_TASK BRIEF_
Restate the whole of the material. Keep every word, and drop the pictures.

A block of data:
========================================================================
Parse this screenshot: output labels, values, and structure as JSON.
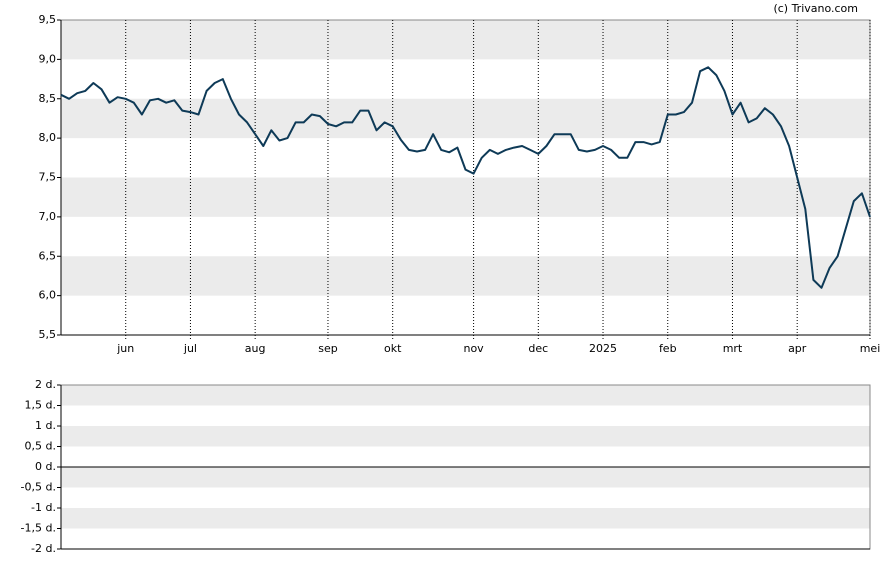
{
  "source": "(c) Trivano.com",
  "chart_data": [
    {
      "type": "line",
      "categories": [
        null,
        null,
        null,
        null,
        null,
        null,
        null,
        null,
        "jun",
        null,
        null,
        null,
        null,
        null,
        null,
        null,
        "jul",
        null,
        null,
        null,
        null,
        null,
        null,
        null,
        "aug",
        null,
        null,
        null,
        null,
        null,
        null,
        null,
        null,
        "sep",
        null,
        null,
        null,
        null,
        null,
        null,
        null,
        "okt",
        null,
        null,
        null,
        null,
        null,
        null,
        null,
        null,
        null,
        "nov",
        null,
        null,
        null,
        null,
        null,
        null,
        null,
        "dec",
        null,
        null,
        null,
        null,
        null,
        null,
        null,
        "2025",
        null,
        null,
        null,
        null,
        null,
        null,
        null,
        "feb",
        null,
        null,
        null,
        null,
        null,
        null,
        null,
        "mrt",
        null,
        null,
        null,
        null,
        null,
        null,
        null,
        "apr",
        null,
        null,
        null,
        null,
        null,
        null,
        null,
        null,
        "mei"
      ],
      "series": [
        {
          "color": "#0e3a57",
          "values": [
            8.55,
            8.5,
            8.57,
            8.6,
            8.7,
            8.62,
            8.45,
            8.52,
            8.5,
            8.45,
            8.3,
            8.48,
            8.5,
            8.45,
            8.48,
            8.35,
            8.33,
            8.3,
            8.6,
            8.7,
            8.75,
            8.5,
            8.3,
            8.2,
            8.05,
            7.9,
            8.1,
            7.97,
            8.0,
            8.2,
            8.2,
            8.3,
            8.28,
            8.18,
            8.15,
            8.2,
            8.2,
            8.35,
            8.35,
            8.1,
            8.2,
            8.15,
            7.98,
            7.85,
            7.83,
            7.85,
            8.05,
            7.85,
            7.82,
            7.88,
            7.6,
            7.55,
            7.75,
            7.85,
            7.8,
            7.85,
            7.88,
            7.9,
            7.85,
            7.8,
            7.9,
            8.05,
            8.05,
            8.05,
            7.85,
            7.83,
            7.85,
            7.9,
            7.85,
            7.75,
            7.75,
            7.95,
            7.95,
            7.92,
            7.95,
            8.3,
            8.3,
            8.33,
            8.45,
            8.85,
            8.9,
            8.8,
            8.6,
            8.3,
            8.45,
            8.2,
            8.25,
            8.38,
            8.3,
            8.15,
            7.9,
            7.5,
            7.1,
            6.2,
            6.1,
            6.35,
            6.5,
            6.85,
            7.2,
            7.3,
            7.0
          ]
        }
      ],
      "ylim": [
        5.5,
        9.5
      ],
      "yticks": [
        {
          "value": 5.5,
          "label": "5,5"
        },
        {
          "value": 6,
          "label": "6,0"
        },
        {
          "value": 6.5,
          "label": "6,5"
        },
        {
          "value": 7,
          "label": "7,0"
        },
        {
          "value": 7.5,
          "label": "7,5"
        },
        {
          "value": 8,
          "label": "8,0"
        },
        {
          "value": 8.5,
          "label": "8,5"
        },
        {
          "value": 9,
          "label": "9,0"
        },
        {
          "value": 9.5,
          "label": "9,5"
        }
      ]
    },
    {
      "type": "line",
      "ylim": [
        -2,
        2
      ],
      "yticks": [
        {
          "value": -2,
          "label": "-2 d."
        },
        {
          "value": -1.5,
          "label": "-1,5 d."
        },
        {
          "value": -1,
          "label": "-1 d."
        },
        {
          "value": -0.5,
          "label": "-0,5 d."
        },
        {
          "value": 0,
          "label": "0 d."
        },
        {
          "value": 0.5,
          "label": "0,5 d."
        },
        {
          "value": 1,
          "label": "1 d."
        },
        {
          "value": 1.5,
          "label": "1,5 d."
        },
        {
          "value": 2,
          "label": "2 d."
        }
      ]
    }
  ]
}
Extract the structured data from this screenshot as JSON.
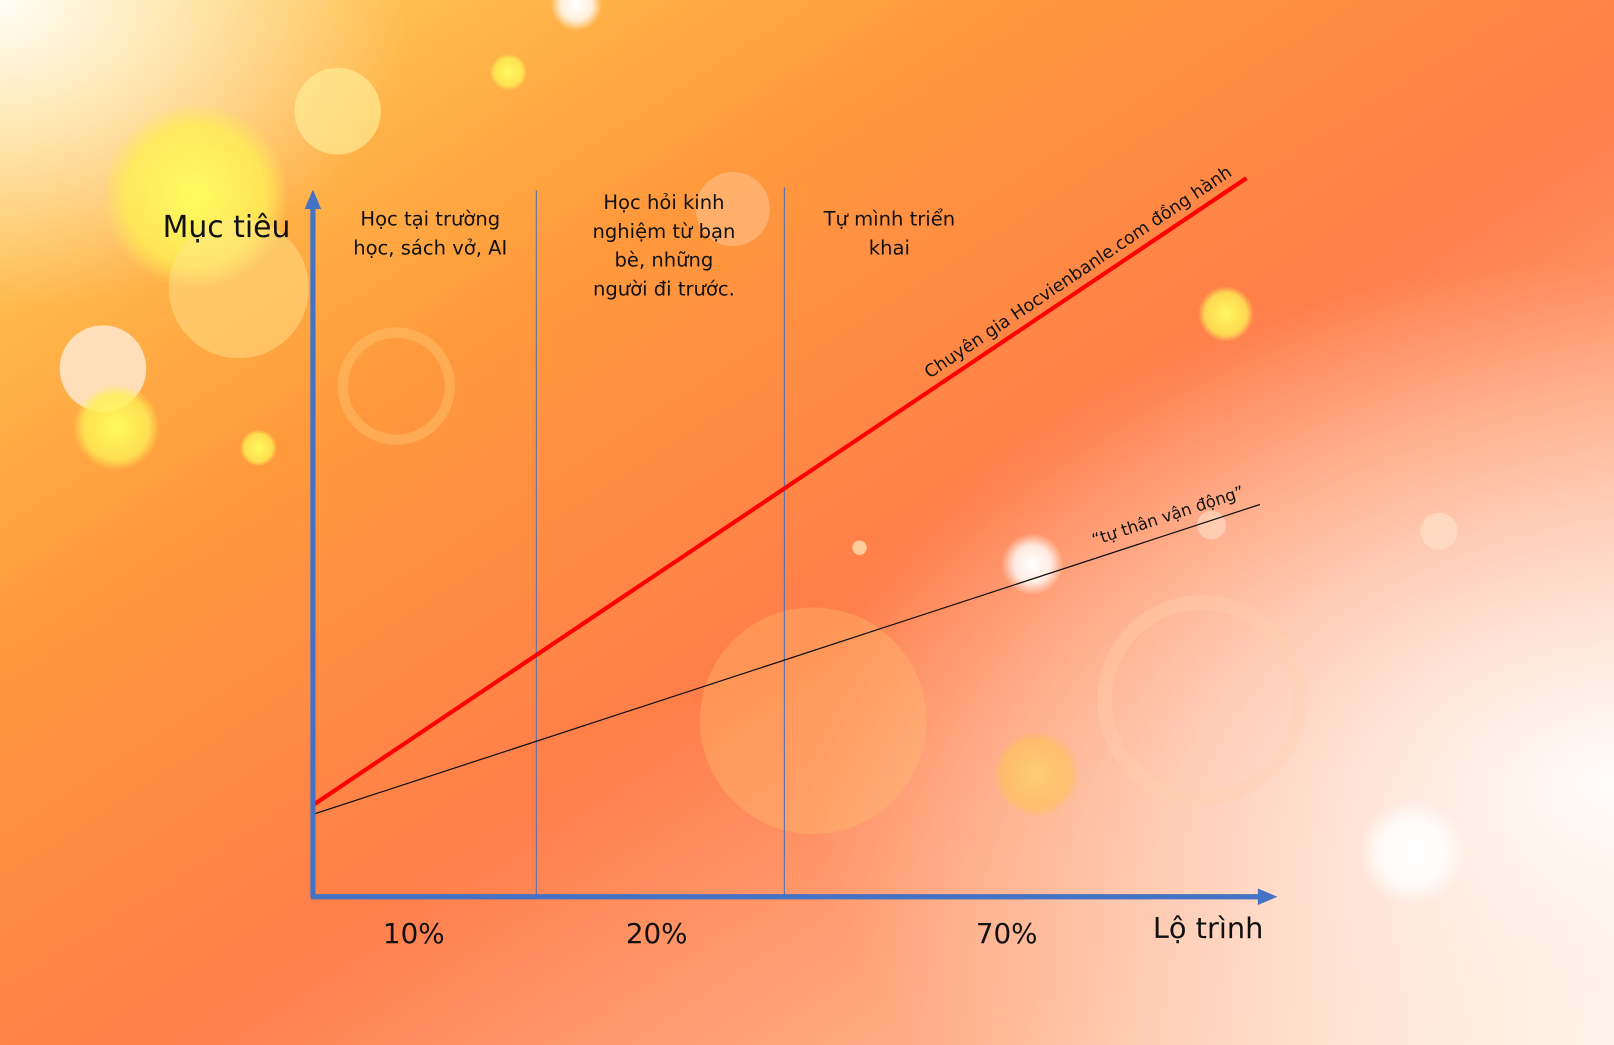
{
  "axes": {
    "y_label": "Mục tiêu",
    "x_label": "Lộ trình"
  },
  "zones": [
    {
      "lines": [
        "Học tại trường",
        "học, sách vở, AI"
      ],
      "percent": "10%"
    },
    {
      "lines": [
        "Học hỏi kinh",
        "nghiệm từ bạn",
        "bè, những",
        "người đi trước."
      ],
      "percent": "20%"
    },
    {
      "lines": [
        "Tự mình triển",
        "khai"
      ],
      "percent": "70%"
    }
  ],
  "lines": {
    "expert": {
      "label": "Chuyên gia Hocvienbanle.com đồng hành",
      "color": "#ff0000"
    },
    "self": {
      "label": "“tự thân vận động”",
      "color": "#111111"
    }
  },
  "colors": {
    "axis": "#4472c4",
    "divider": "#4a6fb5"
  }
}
========================================================================
_WORKED SOLUTION_
Parse this screenshot: output labels, values, and structure as JSON.
{
  "source": "(c) Trivano.com",
  "chart_data": [
    {
      "type": "line",
      "categories": [
        null,
        null,
        null,
        null,
        null,
        null,
        null,
        null,
        "jun",
        null,
        null,
        null,
        null,
        null,
        null,
        null,
        "jul",
        null,
        null,
        null,
        null,
        null,
        null,
        null,
        "aug",
        null,
        null,
        null,
        null,
        null,
        null,
        null,
        null,
        "sep",
        null,
        null,
        null,
        null,
        null,
        null,
        null,
        "okt",
        null,
        null,
        null,
        null,
        null,
        null,
        null,
        null,
        null,
        "nov",
        null,
        null,
        null,
        null,
        null,
        null,
        null,
        "dec",
        null,
        null,
        null,
        null,
        null,
        null,
        null,
        "2025",
        null,
        null,
        null,
        null,
        null,
        null,
        null,
        "feb",
        null,
        null,
        null,
        null,
        null,
        null,
        null,
        "mrt",
        null,
        null,
        null,
        null,
        null,
        null,
        null,
        "apr",
        null,
        null,
        null,
        null,
        null,
        null,
        null,
        null,
        "mei"
      ],
      "series": [
        {
          "color": "#0e3a57",
          "values": [
            8.55,
            8.5,
            8.57,
            8.6,
            8.7,
            8.62,
            8.45,
            8.52,
            8.5,
            8.45,
            8.3,
            8.48,
            8.5,
            8.45,
            8.48,
            8.35,
            8.33,
            8.3,
            8.6,
            8.7,
            8.75,
            8.5,
            8.3,
            8.2,
            8.05,
            7.9,
            8.1,
            7.97,
            8.0,
            8.2,
            8.2,
            8.3,
            8.28,
            8.18,
            8.15,
            8.2,
            8.2,
            8.35,
            8.35,
            8.1,
            8.2,
            8.15,
            7.98,
            7.85,
            7.83,
            7.85,
            8.05,
            7.85,
            7.82,
            7.88,
            7.6,
            7.55,
            7.75,
            7.85,
            7.8,
            7.85,
            7.88,
            7.9,
            7.85,
            7.8,
            7.9,
            8.05,
            8.05,
            8.05,
            7.85,
            7.83,
            7.85,
            7.9,
            7.85,
            7.75,
            7.75,
            7.95,
            7.95,
            7.92,
            7.95,
            8.3,
            8.3,
            8.33,
            8.45,
            8.85,
            8.9,
            8.8,
            8.6,
            8.3,
            8.45,
            8.2,
            8.25,
            8.38,
            8.3,
            8.15,
            7.9,
            7.5,
            7.1,
            6.2,
            6.1,
            6.35,
            6.5,
            6.85,
            7.2,
            7.3,
            7.0
          ]
        }
      ],
      "ylim": [
        5.5,
        9.5
      ],
      "yticks": [
        {
          "value": 5.5,
          "label": "5,5"
        },
        {
          "value": 6,
          "label": "6,0"
        },
        {
          "value": 6.5,
          "label": "6,5"
        },
        {
          "value": 7,
          "label": "7,0"
        },
        {
          "value": 7.5,
          "label": "7,5"
        },
        {
          "value": 8,
          "label": "8,0"
        },
        {
          "value": 8.5,
          "label": "8,5"
        },
        {
          "value": 9,
          "label": "9,0"
        },
        {
          "value": 9.5,
          "label": "9,5"
        }
      ]
    },
    {
      "type": "line",
      "ylim": [
        -2,
        2
      ],
      "yticks": [
        {
          "value": -2,
          "label": "-2 d."
        },
        {
          "value": -1.5,
          "label": "-1,5 d."
        },
        {
          "value": -1,
          "label": "-1 d."
        },
        {
          "value": -0.5,
          "label": "-0,5 d."
        },
        {
          "value": 0,
          "label": "0 d."
        },
        {
          "value": 0.5,
          "label": "0,5 d."
        },
        {
          "value": 1,
          "label": "1 d."
        },
        {
          "value": 1.5,
          "label": "1,5 d."
        },
        {
          "value": 2,
          "label": "2 d."
        }
      ]
    }
  ]
}
Extract the structured data from this screenshot as JSON.
{
  "axes": {
    "y_label": "Mục tiêu",
    "x_label": "Lộ trình"
  },
  "zones": [
    {
      "lines": [
        "Học tại trường",
        "học, sách vở, AI"
      ],
      "percent": "10%"
    },
    {
      "lines": [
        "Học hỏi kinh",
        "nghiệm từ bạn",
        "bè, những",
        "người đi trước."
      ],
      "percent": "20%"
    },
    {
      "lines": [
        "Tự mình triển",
        "khai"
      ],
      "percent": "70%"
    }
  ],
  "lines": {
    "expert": {
      "label": "Chuyên gia Hocvienbanle.com đồng hành",
      "color": "#ff0000"
    },
    "self": {
      "label": "“tự thân vận động”",
      "color": "#111111"
    }
  },
  "colors": {
    "axis": "#4472c4",
    "divider": "#4a6fb5"
  }
}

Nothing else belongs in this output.